**EXERCISE REQUIREMENTS**
Tally every line of the listing below that holds "differentiation", then give the tally alone.

**INPUT FOR THIS TASK**
══════════

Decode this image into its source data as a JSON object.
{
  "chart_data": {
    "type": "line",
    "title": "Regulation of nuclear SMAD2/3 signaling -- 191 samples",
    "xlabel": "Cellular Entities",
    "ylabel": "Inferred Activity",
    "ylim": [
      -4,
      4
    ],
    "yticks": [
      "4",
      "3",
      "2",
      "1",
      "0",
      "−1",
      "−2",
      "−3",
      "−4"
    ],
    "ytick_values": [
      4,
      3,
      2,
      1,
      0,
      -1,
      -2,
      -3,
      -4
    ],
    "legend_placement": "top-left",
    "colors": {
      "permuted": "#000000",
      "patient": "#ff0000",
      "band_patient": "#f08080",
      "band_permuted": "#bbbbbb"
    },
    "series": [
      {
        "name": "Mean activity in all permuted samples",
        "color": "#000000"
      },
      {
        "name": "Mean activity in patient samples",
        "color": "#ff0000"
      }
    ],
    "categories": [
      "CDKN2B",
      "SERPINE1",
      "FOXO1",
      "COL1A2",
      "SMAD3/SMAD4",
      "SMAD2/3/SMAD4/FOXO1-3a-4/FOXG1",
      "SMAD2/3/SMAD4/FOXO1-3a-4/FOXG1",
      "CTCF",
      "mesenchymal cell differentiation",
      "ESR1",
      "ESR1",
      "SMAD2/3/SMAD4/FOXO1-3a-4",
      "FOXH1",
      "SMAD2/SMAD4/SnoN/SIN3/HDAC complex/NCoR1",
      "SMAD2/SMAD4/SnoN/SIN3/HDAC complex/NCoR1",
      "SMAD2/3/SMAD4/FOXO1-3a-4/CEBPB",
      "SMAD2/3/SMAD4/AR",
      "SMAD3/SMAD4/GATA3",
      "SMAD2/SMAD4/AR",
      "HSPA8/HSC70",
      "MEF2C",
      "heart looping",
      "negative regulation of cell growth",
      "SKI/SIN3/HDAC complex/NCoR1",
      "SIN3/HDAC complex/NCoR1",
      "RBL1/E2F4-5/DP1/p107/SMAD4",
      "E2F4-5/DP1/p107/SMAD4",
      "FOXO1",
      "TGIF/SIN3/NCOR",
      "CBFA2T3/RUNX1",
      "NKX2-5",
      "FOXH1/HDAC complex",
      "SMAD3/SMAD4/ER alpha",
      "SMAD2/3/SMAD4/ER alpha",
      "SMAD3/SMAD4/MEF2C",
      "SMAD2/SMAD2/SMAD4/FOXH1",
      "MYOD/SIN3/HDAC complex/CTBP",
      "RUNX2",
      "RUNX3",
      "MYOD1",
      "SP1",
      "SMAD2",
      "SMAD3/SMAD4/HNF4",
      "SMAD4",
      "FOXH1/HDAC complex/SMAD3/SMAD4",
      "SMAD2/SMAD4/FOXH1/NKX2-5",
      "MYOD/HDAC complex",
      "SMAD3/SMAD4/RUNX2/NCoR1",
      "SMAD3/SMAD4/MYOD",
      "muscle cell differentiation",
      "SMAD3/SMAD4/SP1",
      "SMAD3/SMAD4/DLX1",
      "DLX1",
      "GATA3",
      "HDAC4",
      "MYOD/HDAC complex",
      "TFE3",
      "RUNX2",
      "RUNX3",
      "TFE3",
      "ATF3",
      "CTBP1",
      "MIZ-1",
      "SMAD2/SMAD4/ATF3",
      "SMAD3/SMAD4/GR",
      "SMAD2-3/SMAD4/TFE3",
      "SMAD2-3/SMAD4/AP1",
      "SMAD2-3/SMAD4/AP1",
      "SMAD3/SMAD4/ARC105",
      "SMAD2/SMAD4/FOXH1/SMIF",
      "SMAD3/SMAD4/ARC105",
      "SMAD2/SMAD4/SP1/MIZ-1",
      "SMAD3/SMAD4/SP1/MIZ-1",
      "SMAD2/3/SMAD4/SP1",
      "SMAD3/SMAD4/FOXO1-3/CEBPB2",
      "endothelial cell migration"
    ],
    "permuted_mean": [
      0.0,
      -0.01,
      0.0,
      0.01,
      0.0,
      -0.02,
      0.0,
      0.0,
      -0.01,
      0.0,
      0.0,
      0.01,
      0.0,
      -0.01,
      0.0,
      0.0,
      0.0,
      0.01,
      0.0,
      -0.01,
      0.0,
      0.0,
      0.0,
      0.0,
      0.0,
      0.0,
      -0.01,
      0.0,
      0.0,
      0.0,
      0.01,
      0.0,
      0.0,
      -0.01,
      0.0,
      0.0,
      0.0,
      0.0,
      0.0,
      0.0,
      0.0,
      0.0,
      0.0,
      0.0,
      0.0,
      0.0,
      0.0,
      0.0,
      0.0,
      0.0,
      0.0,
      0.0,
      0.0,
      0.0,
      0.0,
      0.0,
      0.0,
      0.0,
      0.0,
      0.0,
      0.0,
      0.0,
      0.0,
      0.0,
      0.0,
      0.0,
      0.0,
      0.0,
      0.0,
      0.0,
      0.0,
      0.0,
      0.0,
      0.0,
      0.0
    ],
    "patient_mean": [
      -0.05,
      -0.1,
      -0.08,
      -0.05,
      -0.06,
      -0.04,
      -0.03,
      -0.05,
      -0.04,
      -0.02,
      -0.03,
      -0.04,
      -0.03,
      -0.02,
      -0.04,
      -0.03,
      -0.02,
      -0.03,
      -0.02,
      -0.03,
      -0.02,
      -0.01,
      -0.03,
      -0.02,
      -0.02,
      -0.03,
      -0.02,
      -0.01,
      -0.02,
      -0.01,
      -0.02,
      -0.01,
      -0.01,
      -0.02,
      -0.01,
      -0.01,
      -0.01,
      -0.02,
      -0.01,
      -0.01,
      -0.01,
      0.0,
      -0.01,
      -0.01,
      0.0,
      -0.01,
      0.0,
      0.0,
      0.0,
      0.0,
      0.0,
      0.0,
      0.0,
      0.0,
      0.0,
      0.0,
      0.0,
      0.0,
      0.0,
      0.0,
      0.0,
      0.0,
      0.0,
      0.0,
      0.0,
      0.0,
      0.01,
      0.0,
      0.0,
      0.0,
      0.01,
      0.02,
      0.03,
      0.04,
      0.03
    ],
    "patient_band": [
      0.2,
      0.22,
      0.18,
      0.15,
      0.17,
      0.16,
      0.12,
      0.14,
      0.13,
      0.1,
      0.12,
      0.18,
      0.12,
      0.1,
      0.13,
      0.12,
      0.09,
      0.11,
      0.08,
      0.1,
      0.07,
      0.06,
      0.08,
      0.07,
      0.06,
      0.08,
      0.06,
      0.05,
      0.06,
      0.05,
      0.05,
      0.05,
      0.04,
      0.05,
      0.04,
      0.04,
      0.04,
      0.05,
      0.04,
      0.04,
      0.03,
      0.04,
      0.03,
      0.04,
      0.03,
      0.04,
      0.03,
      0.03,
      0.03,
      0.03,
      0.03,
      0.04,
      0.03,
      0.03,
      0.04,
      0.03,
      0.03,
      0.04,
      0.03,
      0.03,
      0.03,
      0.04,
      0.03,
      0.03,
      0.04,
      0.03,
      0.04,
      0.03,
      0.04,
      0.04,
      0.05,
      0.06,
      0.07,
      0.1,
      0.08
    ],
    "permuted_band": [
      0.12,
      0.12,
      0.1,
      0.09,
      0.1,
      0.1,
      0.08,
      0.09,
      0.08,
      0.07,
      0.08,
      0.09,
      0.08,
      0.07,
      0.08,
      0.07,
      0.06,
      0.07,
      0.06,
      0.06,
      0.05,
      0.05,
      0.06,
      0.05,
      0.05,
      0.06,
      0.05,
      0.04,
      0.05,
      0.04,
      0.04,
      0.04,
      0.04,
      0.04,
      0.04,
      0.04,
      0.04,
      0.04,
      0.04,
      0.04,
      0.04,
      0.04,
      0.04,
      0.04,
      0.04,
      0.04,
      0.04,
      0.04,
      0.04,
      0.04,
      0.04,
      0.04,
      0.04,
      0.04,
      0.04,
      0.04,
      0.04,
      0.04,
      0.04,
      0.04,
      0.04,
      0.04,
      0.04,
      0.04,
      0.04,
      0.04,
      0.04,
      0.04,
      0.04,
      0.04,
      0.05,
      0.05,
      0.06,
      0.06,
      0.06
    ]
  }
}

══════════

**ANSWER BELOW**
2